Figure data in JSON
▼▼▼

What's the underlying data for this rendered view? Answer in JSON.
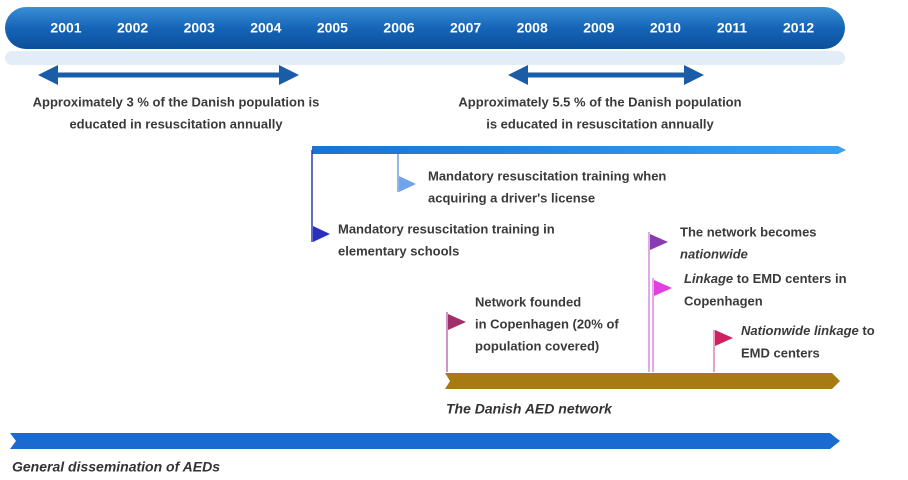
{
  "years": [
    "2001",
    "2002",
    "2003",
    "2004",
    "2005",
    "2006",
    "2007",
    "2008",
    "2009",
    "2010",
    "2011",
    "2012"
  ],
  "periods": [
    {
      "line1": "Approximately 3 % of the Danish population is",
      "line2": "educated in resuscitation annually"
    },
    {
      "line1": "Approximately 5.5 % of the Danish population",
      "line2": "is educated in resuscitation annually"
    }
  ],
  "training": [
    {
      "line1": "Mandatory resuscitation training when",
      "line2": "acquiring a driver's license"
    },
    {
      "line1": "Mandatory resuscitation training in",
      "line2": "elementary schools"
    }
  ],
  "aed_network": {
    "label": "The Danish AED network",
    "founded": {
      "line1": "Network founded",
      "line2": "in Copenhagen (20% of",
      "line3": "population covered)"
    },
    "nationwide": {
      "line1": "The network becomes",
      "line2": "nationwide"
    },
    "linkage": {
      "italic": "Linkage",
      "rest": " to EMD centers in",
      "line2": "Copenhagen"
    },
    "nationwide_linkage": {
      "italic": "Nationwide linkage",
      "rest": " to",
      "line2": "EMD centers"
    }
  },
  "general": {
    "label": "General dissemination of AEDs"
  }
}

▲▲▲

## [Written task]
Reproduce the listing word for word and omit its pictures.

## [Complete response]
What's the underlying data for this rendered view? Answer in JSON.
{
  "years": [
    "2001",
    "2002",
    "2003",
    "2004",
    "2005",
    "2006",
    "2007",
    "2008",
    "2009",
    "2010",
    "2011",
    "2012"
  ],
  "periods": [
    {
      "line1": "Approximately 3 % of the Danish population is",
      "line2": "educated in resuscitation annually"
    },
    {
      "line1": "Approximately 5.5 % of the Danish population",
      "line2": "is educated in resuscitation annually"
    }
  ],
  "training": [
    {
      "line1": "Mandatory resuscitation training when",
      "line2": "acquiring a driver's license"
    },
    {
      "line1": "Mandatory resuscitation training in",
      "line2": "elementary schools"
    }
  ],
  "aed_network": {
    "label": "The Danish AED network",
    "founded": {
      "line1": "Network founded",
      "line2": "in Copenhagen (20% of",
      "line3": "population covered)"
    },
    "nationwide": {
      "line1": "The network becomes",
      "line2": "nationwide"
    },
    "linkage": {
      "italic": "Linkage",
      "rest": " to EMD centers in",
      "line2": "Copenhagen"
    },
    "nationwide_linkage": {
      "italic": "Nationwide linkage",
      "rest": " to",
      "line2": "EMD centers"
    }
  },
  "general": {
    "label": "General dissemination of AEDs"
  }
}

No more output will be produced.